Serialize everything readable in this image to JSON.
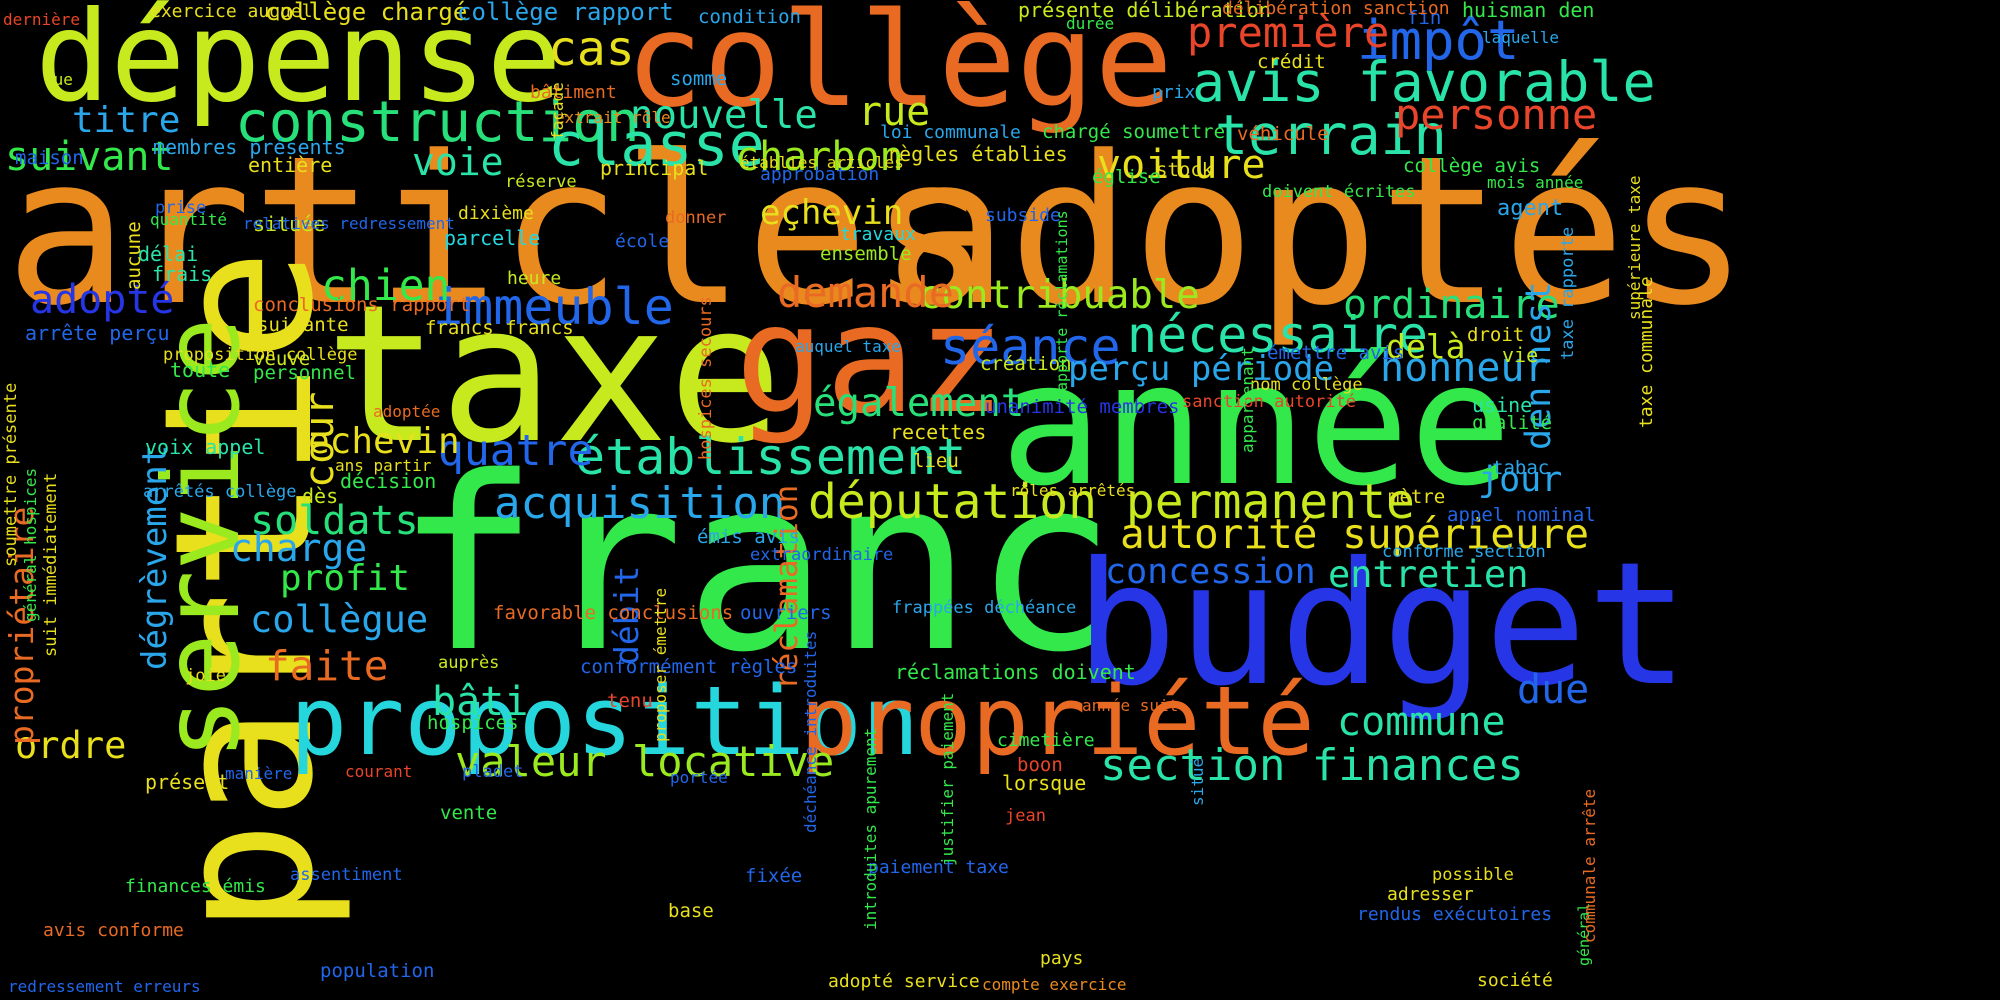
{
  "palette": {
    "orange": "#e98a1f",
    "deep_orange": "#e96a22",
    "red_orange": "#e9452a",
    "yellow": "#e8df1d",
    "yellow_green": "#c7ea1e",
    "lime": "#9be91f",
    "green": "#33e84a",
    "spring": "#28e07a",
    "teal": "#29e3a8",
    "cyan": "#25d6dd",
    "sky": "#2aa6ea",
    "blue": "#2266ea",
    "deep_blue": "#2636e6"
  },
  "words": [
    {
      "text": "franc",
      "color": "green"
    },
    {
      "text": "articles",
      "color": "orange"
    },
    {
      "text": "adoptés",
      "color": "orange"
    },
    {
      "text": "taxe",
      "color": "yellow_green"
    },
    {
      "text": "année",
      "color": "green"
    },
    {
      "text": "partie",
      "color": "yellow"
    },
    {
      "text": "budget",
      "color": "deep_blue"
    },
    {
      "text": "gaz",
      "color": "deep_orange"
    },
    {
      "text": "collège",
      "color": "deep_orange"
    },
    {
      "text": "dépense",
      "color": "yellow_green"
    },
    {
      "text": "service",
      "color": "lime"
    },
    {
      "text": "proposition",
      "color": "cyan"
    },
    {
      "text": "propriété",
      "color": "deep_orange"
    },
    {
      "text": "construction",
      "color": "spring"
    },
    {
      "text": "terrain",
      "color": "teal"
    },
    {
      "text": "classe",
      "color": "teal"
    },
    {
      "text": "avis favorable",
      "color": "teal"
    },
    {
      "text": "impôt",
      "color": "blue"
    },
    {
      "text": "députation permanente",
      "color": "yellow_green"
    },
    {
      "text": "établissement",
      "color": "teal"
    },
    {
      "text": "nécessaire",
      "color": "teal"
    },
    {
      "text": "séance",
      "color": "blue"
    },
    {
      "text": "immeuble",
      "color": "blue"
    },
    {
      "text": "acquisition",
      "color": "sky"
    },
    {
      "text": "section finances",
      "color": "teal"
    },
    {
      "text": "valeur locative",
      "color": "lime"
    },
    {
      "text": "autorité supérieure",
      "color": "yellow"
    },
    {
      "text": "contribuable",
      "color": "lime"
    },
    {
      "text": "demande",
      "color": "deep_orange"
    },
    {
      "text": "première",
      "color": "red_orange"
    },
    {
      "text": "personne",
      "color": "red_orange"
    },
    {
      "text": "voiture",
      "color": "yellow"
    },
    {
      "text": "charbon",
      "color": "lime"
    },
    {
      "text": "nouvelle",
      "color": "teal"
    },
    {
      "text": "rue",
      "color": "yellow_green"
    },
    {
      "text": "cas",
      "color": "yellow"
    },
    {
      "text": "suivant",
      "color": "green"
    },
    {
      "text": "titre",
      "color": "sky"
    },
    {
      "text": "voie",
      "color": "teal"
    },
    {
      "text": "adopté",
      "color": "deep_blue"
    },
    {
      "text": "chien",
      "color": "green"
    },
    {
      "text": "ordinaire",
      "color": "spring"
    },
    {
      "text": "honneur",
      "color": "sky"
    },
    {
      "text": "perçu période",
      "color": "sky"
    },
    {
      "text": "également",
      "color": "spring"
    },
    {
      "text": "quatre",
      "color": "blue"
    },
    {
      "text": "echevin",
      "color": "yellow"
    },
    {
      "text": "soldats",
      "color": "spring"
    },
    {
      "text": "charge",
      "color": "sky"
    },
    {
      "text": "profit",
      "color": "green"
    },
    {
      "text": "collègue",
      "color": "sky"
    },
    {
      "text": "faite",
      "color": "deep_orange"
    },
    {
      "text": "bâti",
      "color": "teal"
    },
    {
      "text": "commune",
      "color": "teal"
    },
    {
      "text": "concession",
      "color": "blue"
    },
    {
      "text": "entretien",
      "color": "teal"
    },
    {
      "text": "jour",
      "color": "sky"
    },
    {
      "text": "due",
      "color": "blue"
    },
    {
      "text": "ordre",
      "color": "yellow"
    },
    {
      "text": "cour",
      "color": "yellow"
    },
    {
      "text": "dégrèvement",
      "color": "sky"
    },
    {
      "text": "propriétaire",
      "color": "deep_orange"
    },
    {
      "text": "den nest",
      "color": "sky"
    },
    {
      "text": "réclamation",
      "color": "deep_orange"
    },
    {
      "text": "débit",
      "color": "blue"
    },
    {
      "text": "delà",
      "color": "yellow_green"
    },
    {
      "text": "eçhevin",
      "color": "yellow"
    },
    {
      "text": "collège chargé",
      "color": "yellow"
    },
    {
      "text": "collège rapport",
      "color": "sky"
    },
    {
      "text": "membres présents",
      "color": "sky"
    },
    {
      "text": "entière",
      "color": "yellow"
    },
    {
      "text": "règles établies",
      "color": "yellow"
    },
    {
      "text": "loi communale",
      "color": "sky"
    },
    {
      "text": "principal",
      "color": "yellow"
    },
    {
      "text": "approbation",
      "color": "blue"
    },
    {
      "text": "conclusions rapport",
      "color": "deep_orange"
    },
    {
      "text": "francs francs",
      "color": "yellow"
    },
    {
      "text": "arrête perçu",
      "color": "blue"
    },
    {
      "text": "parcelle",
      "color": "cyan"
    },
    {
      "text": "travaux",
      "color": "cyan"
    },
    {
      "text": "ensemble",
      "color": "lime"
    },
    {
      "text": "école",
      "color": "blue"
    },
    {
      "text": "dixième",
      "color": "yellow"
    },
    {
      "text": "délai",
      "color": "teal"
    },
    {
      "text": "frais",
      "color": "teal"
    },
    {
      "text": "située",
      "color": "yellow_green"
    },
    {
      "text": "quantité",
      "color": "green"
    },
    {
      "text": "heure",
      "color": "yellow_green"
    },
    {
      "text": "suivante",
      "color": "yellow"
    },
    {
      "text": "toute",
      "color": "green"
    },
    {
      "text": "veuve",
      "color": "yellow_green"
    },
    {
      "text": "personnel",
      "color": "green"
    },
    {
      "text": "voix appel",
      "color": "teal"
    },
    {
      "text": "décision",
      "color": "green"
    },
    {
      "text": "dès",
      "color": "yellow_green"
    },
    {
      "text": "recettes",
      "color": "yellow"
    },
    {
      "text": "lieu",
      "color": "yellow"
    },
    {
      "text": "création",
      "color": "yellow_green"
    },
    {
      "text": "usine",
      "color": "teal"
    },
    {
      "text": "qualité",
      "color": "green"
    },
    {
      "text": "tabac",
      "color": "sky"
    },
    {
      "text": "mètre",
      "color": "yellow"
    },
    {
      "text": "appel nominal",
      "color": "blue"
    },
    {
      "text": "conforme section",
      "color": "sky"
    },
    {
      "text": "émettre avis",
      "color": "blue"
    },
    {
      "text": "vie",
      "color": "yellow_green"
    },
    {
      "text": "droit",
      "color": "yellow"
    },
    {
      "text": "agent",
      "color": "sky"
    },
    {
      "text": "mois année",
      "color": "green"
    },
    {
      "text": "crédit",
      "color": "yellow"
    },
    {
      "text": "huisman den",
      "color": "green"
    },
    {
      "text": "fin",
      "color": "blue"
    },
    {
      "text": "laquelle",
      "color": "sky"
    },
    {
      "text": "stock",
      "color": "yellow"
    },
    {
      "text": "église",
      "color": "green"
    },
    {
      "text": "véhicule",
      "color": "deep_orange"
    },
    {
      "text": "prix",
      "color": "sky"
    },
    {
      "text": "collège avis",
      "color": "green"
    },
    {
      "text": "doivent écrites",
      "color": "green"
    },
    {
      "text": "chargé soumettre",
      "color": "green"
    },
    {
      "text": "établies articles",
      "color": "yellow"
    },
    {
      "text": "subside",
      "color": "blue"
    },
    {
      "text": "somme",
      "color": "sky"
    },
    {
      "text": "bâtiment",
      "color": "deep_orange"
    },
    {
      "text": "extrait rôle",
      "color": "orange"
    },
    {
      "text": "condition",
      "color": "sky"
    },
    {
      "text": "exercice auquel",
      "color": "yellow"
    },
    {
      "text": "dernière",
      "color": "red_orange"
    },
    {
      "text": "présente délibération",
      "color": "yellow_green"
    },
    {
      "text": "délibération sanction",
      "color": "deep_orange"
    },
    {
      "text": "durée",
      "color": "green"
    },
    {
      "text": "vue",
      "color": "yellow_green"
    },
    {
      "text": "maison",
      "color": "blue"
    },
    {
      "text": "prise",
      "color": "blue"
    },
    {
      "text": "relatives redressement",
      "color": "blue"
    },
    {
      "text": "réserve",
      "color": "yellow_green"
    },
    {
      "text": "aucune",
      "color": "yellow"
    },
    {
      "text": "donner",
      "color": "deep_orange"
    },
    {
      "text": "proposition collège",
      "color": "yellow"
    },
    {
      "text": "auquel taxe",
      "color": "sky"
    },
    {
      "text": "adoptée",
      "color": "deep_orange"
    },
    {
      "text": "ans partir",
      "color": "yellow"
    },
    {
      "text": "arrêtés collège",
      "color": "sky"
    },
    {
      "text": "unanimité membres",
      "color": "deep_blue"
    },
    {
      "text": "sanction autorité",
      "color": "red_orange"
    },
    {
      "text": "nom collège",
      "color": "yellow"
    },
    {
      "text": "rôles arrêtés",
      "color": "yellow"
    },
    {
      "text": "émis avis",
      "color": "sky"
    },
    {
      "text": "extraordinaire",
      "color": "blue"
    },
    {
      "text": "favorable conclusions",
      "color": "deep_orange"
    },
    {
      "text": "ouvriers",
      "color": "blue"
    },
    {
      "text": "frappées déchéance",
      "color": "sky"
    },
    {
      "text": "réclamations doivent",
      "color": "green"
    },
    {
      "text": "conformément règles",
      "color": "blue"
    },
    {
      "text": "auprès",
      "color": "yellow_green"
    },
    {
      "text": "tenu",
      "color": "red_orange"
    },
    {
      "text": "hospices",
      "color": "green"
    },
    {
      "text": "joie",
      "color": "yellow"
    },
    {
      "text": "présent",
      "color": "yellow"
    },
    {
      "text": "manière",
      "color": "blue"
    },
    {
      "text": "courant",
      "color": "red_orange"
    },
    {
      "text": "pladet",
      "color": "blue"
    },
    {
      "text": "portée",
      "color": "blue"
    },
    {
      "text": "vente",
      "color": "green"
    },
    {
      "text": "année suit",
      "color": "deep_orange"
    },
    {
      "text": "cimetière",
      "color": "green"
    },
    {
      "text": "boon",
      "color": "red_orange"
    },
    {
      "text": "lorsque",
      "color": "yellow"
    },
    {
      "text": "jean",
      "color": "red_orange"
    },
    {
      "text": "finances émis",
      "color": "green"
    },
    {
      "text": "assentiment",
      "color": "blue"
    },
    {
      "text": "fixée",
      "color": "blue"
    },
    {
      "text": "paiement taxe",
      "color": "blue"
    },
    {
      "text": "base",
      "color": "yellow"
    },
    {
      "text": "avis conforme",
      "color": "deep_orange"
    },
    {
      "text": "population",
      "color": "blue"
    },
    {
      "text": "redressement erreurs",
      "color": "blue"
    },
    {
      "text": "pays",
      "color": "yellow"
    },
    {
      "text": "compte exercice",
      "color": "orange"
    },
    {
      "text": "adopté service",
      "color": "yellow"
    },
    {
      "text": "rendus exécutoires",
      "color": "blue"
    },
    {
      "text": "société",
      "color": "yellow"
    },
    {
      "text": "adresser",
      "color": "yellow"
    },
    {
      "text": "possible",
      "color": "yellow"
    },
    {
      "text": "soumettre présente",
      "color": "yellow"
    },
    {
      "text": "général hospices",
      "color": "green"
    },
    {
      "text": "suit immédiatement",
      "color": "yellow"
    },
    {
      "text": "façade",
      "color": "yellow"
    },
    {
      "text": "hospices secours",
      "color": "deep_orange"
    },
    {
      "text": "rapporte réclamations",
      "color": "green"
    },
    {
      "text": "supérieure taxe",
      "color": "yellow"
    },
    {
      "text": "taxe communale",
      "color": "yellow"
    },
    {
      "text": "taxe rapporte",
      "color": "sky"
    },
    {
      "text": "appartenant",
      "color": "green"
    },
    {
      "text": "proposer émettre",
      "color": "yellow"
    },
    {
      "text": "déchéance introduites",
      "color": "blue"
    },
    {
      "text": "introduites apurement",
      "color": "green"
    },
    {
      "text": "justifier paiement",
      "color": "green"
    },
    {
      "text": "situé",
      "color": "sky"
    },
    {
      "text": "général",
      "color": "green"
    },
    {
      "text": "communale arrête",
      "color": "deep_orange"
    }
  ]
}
----------
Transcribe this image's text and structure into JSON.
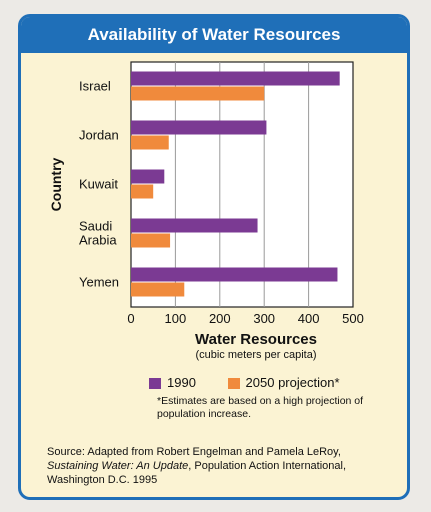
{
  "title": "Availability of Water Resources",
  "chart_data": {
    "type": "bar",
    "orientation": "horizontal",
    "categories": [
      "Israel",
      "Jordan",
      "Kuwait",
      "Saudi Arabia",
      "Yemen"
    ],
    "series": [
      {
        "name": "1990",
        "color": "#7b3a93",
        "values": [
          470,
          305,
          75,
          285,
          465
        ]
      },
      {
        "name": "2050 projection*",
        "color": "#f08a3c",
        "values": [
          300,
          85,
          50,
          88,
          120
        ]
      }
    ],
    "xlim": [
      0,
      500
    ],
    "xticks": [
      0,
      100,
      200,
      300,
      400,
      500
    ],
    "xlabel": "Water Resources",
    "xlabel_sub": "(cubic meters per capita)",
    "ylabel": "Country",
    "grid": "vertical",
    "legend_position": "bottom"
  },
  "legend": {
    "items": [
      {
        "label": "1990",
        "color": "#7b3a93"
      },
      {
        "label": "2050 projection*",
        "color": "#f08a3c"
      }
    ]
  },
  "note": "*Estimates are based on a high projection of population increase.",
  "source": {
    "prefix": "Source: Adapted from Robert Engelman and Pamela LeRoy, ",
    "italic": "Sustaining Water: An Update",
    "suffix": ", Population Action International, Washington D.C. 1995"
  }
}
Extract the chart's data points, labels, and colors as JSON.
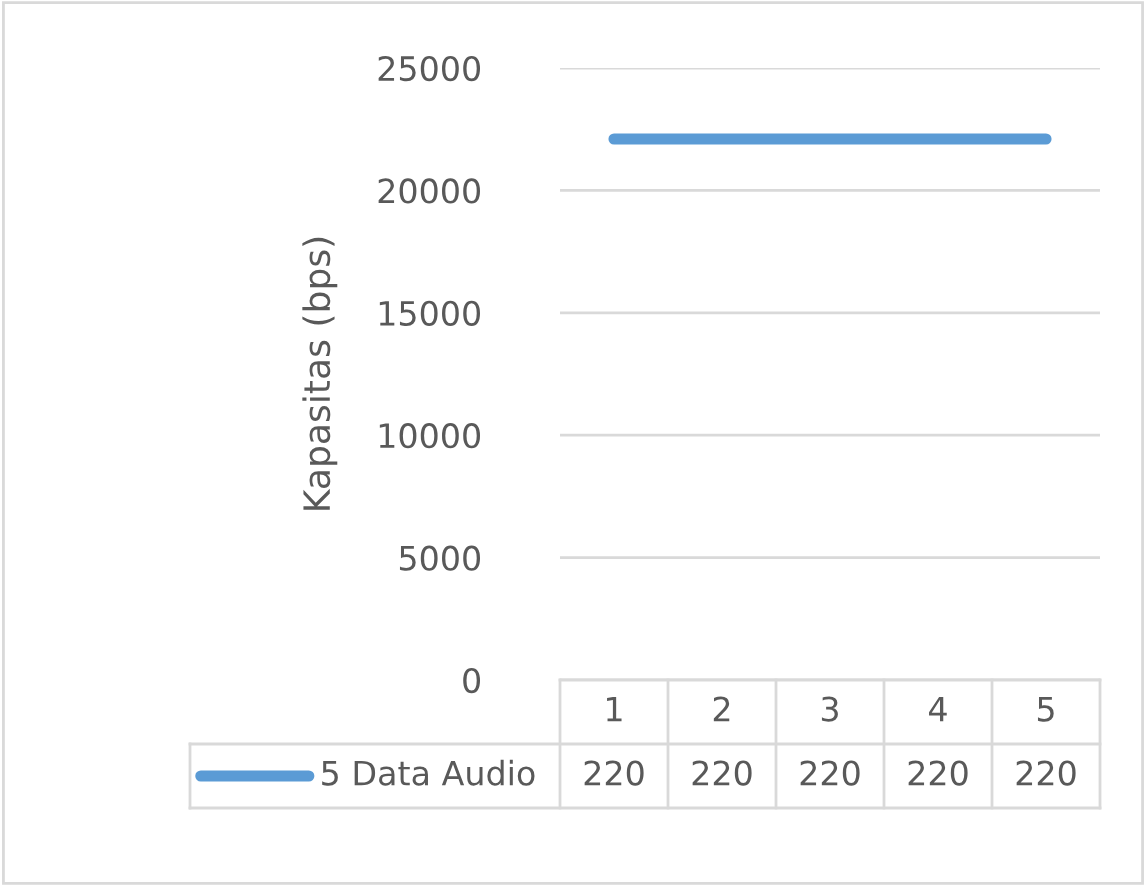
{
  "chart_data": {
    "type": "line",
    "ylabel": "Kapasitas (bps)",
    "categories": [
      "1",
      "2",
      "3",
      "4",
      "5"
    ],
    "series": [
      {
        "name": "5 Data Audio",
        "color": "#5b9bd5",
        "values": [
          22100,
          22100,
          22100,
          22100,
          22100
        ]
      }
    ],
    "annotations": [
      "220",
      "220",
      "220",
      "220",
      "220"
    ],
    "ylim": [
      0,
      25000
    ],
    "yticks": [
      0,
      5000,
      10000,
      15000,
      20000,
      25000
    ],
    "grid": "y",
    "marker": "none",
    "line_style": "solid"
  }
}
----------
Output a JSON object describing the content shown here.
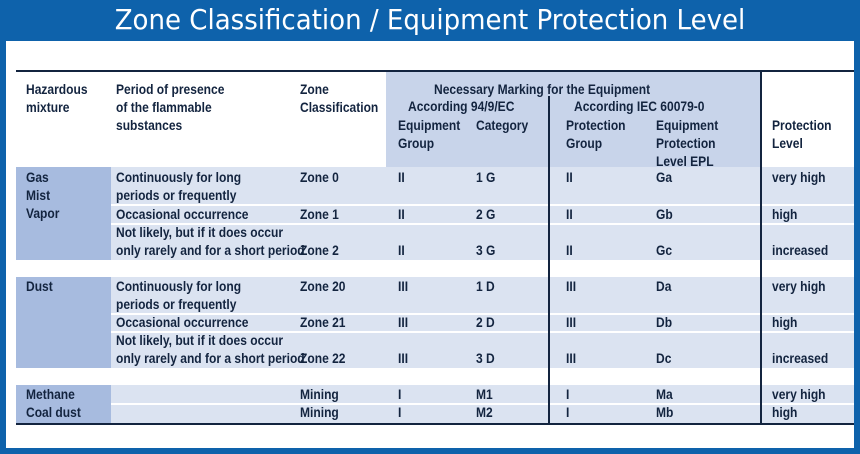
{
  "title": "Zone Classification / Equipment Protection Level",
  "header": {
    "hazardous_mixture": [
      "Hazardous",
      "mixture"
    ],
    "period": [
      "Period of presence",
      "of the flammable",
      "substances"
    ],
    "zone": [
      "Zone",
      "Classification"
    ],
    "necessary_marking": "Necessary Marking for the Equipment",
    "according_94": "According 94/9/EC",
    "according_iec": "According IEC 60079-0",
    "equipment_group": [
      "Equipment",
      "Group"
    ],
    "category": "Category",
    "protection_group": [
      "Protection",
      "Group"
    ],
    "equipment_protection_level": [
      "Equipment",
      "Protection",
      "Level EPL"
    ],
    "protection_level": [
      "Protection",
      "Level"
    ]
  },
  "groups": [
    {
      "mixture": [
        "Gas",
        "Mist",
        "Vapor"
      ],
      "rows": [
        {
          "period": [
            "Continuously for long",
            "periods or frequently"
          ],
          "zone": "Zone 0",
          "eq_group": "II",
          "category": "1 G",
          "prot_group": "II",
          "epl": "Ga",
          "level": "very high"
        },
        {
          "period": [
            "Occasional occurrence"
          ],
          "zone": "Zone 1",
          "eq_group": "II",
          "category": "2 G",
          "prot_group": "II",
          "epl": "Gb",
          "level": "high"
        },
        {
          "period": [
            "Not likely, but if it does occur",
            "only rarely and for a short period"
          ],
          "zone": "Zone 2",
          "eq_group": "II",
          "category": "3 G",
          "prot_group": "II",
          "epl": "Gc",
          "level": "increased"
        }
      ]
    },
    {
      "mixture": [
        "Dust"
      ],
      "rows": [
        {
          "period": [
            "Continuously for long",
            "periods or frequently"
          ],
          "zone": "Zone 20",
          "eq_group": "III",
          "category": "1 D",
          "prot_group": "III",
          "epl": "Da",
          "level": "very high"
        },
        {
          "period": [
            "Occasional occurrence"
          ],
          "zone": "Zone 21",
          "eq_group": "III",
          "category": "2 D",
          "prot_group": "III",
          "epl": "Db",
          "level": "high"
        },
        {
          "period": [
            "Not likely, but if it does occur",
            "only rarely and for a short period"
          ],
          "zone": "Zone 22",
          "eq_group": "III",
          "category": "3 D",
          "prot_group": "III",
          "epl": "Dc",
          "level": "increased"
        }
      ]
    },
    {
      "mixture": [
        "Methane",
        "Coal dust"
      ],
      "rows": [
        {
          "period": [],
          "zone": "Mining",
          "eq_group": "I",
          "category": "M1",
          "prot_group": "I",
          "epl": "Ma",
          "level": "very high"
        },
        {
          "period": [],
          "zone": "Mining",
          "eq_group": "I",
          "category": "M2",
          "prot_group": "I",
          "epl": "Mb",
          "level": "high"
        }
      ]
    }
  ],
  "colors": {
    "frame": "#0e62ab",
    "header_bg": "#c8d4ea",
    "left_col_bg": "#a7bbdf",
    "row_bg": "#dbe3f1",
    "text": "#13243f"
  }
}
----------
[WHAT YOU WILL DO] Pull out every line in the data above that has the word "JSON".

[SOLUTION]
Serialize everything readable in this image to JSON.
Transcribe this image's text and structure into JSON.
Extract the chart's data points, labels, and colors as JSON.
Output a JSON object describing the content shown here.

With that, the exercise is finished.